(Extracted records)

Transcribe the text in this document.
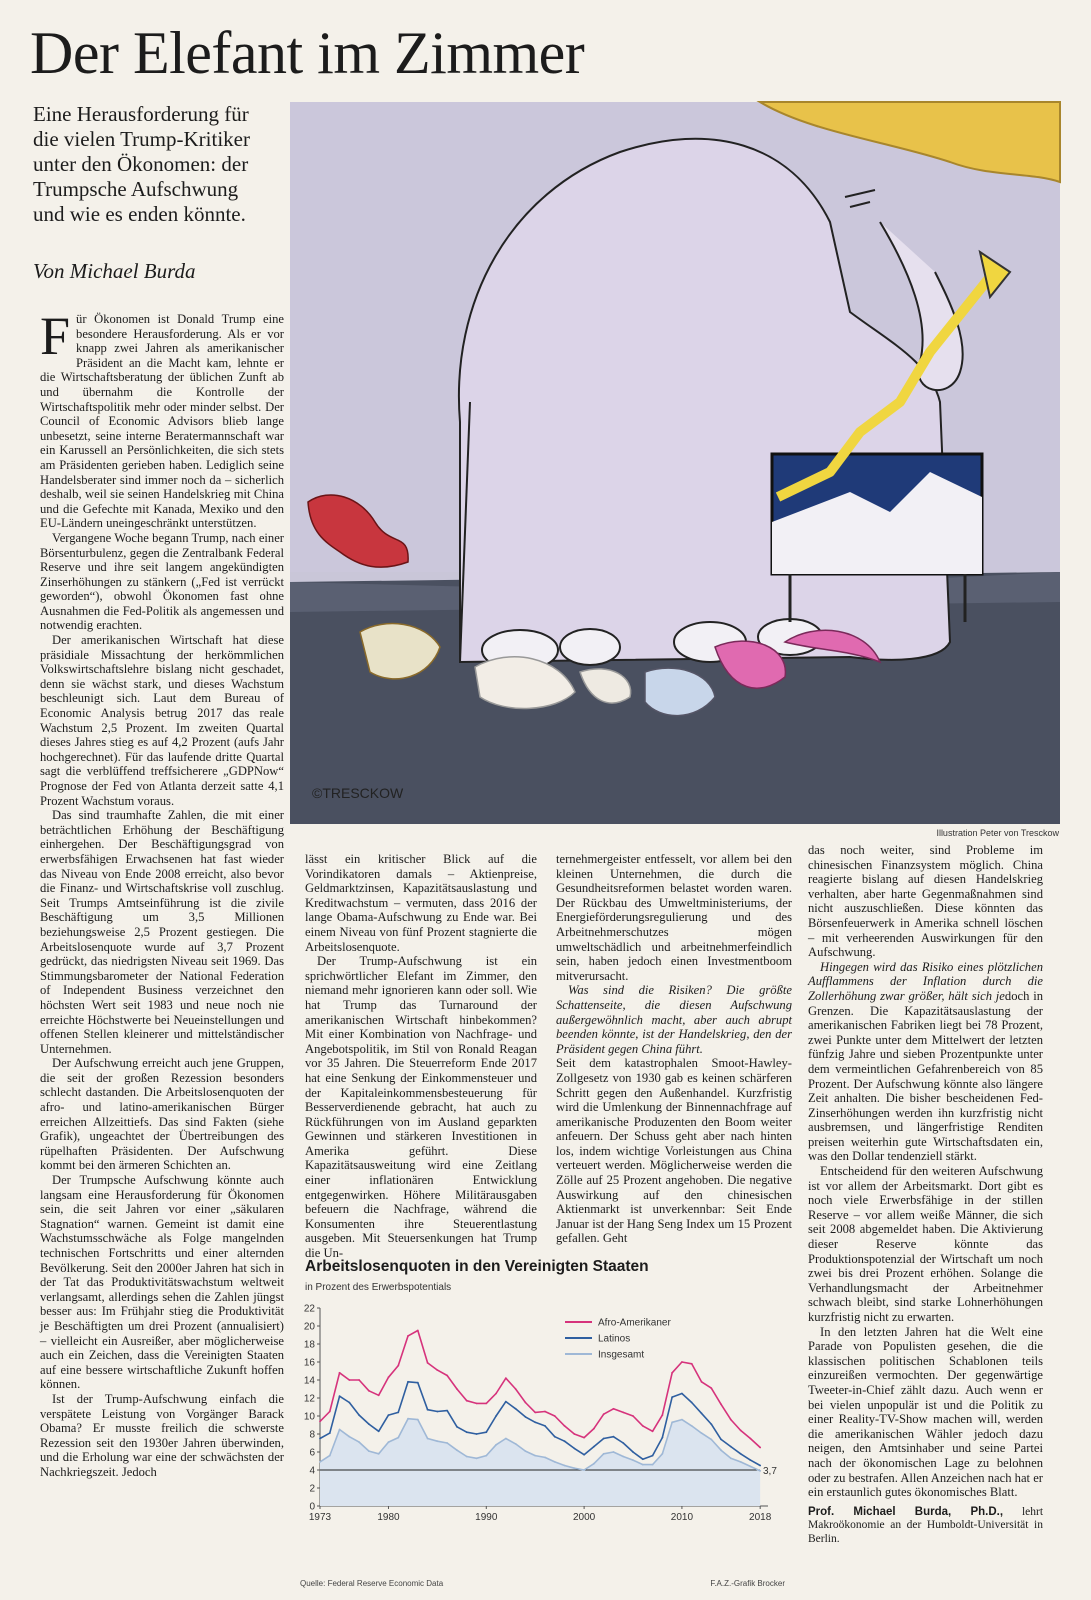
Der Elefant im Zimmer

Eine Herausforderung für die vielen Trump-Kritiker unter den Ökonomen: der Trumpsche Aufschwung und wie es enden könnte.

Von Michael Burda

©TRESCKOW
Illustration Peter von Tresckow

Für Ökonomen ist Donald Trump eine besondere Herausforderung. Als er vor knapp zwei Jahren als amerikanischer Präsident an die Macht kam, lehnte er die Wirtschaftsberatung der üblichen Zunft ab und übernahm die Kontrolle der Wirtschaftspolitik mehr oder minder selbst. Der Council of Economic Advisors blieb lange unbesetzt, seine interne Beratermannschaft war ein Karussell an Persönlichkeiten, die sich stets am Präsidenten gerieben haben. Lediglich seine Handelsberater sind immer noch da – sicherlich deshalb, weil sie seinen Handelskrieg mit China und die Gefechte mit Kanada, Mexiko und den EU-Ländern uneingeschränkt unterstützen.

Vergangene Woche begann Trump, nach einer Börsenturbulenz, gegen die Zentralbank Federal Reserve und ihre seit langem angekündigten Zinserhöhungen zu stänkern („Fed ist verrückt geworden“), obwohl Ökonomen fast ohne Ausnahmen die Fed-Politik als angemessen und notwendig erachten.

Der amerikanischen Wirtschaft hat diese präsidiale Missachtung der herkömmlichen Volkswirtschaftslehre bislang nicht geschadet, denn sie wächst stark, und dieses Wachstum beschleunigt sich. Laut dem Bureau of Economic Analysis betrug 2017 das reale Wachstum 2,5 Prozent. Im zweiten Quartal dieses Jahres stieg es auf 4,2 Prozent (aufs Jahr hochgerechnet). Für das laufende dritte Quartal sagt die verblüffend treffsicherere „GDPNow“ Prognose der Fed von Atlanta derzeit satte 4,1 Prozent Wachstum voraus.

Das sind traumhafte Zahlen, die mit einer beträchtlichen Erhöhung der Beschäftigung einhergehen. Der Beschäftigungsgrad von erwerbsfähigen Erwachsenen hat fast wieder das Niveau von Ende 2008 erreicht, also bevor die Finanz- und Wirtschaftskrise voll zuschlug. Seit Trumps Amtseinführung ist die zivile Beschäftigung um 3,5 Millionen beziehungsweise 2,5 Prozent gestiegen. Die Arbeitslosenquote wurde auf 3,7 Prozent gedrückt, das niedrigsten Niveau seit 1969. Das Stimmungsbarometer der National Federation of Independent Business verzeichnet den höchsten Wert seit 1983 und neue noch nie erreichte Höchstwerte bei Neueinstellungen und offenen Stellen kleinerer und mittelständischer Unternehmen.

Der Aufschwung erreicht auch jene Gruppen, die seit der großen Rezession besonders schlecht dastanden. Die Arbeitslosenquoten der afro- und latino-amerikanischen Bürger erreichen Allzeittiefs. Das sind Fakten (siehe Grafik), ungeachtet der Übertreibungen des rüpelhaften Präsidenten. Der Aufschwung kommt bei den ärmeren Schichten an.

Der Trumpsche Aufschwung könnte auch langsam eine Herausforderung für Ökonomen sein, die seit Jahren vor einer „säkularen Stagnation“ warnen. Gemeint ist damit eine Wachstumsschwäche als Folge mangelnden technischen Fortschritts und einer alternden Bevölkerung. Seit den 2000er Jahren hat sich in der Tat das Produktivitätswachstum weltweit verlangsamt, allerdings sehen die Zahlen jüngst besser aus: Im Frühjahr stieg die Produktivität je Beschäftigten um drei Prozent (annualisiert) – vielleicht ein Ausreißer, aber möglicherweise auch ein Zeichen, dass die Vereinigten Staaten auf eine bessere wirtschaftliche Zukunft hoffen können.

Ist der Trump-Aufschwung einfach die verspätete Leistung von Vorgänger Barack Obama? Er musste freilich die schwerste Rezession seit den 1930er Jahren überwinden, und die Erholung war eine der schwächsten der Nachkriegszeit. Jedoch

lässt ein kritischer Blick auf die Vorindikatoren damals – Aktienpreise, Geldmarktzinsen, Kapazitätsauslastung und Kreditwachstum – vermuten, dass 2016 der lange Obama-Aufschwung zu Ende war. Bei einem Niveau von fünf Prozent stagnierte die Arbeitslosenquote.

Der Trump-Aufschwung ist ein sprichwörtlicher Elefant im Zimmer, den niemand mehr ignorieren kann oder soll. Wie hat Trump das Turnaround der amerikanischen Wirtschaft hinbekommen? Mit einer Kombination von Nachfrage- und Angebotspolitik, im Stil von Ronald Reagan vor 35 Jahren. Die Steuerreform Ende 2017 hat eine Senkung der Einkommensteuer und der Kapitaleinkommensbesteuerung für Besserverdienende gebracht, hat auch zu Rückführungen von im Ausland geparkten Gewinnen und stärkeren Investitionen in Amerika geführt. Diese Kapazitätsausweitung wird eine Zeitlang einer inflationären Entwicklung entgegenwirken. Höhere Militärausgaben befeuern die Nachfrage, während die Konsumenten ihre Steuerentlastung ausgeben. Mit Steuersenkungen hat Trump die Un-

ternehmergeister entfesselt, vor allem bei den kleinen Unternehmen, die durch die Gesundheitsreformen belastet worden waren. Der Rückbau des Umweltministeriums, der Energieförderungsregulierung und des Arbeitnehmerschutzes mögen umweltschädlich und arbeitnehmerfeindlich sein, haben jedoch einen Investmentboom mitverursacht.

Was sind die Risiken? Die größte Schattenseite, die diesen Aufschwung außergewöhnlich macht, aber auch abrupt beenden könnte, ist der Handelskrieg, den der Präsident gegen China führt.

Seit dem katastrophalen Smoot-Hawley-Zollgesetz von 1930 gab es keinen schärferen Schritt gegen den Außenhandel. Kurzfristig wird die Umlenkung der Binnennachfrage auf amerikanische Produzenten den Boom weiter anfeuern. Der Schuss geht aber nach hinten los, indem wichtige Vorleistungen aus China verteuert werden. Möglicherweise werden die Zölle auf 25 Prozent angehoben. Die negative Auswirkung auf den chinesischen Aktienmarkt ist unverkennbar: Seit Ende Januar ist der Hang Seng Index um 15 Prozent gefallen. Geht

das noch weiter, sind Probleme im chinesischen Finanzsystem möglich. China reagierte bislang auf diesen Handelskrieg verhalten, aber harte Gegenmaßnahmen sind nicht auszuschließen. Diese könnten das Börsenfeuerwerk in Amerika schnell löschen – mit verheerenden Auswirkungen für den Aufschwung.

Hingegen wird das Risiko eines plötzlichen Aufflammens der Inflation durch die Zollerhöhung zwar größer, hält sich jedoch in Grenzen. Die Kapazitätsauslastung der amerikanischen Fabriken liegt bei 78 Prozent, zwei Punkte unter dem Mittelwert der letzten fünfzig Jahre und sieben Prozentpunkte unter dem vermeintlichen Gefahrenbereich von 85 Prozent. Der Aufschwung könnte also längere Zeit anhalten. Die bisher bescheidenen Fed-Zinserhöhungen werden ihn kurzfristig nicht ausbremsen, und längerfristige Renditen preisen weiterhin gute Wirtschaftsdaten ein, was den Dollar tendenziell stärkt.

Entscheidend für den weiteren Aufschwung ist vor allem der Arbeitsmarkt. Dort gibt es noch viele Erwerbsfähige in der stillen Reserve – vor allem weiße Männer, die sich seit 2008 abgemeldet haben. Die Aktivierung dieser Reserve könnte das Produktionspotenzial der Wirtschaft um noch zwei bis drei Prozent erhöhen. Solange die Verhandlungsmacht der Arbeitnehmer schwach bleibt, sind starke Lohnerhöhungen kurzfristig nicht zu erwarten.

In den letzten Jahren hat die Welt eine Parade von Populisten gesehen, die die klassischen politischen Schablonen teils einzureißen vermochten. Der gegenwärtige Tweeter-in-Chief zählt dazu. Auch wenn er bei vielen unpopulär ist und die Politik zu einer Reality-TV-Show machen will, werden die amerikanischen Wähler jedoch dazu neigen, den Amtsinhaber und seine Partei nach der ökonomischen Lage zu belohnen oder zu bestrafen. Allen Anzeichen nach hat er ein erstaunlich gutes ökonomisches Blatt.

Prof. Michael Burda, Ph.D., lehrt Makroökonomie an der Humboldt-Universität in Berlin.

Arbeitslosenquoten in den Vereinigten Staaten
in Prozent des Erwerbspotentials
0
2
4
6
8
10
12
14
16
18
20
22
1973	1980	1990	2000	2010	2018
3,7
Afro-Amerikaner
Latinos
Insgesamt
Quelle: Federal Reserve Economic Data	F.A.Z.-Grafik Brocker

Written task
What is the number of lines containing "Arbeitslosenquoten"? Give that number only.

Finished exercise
2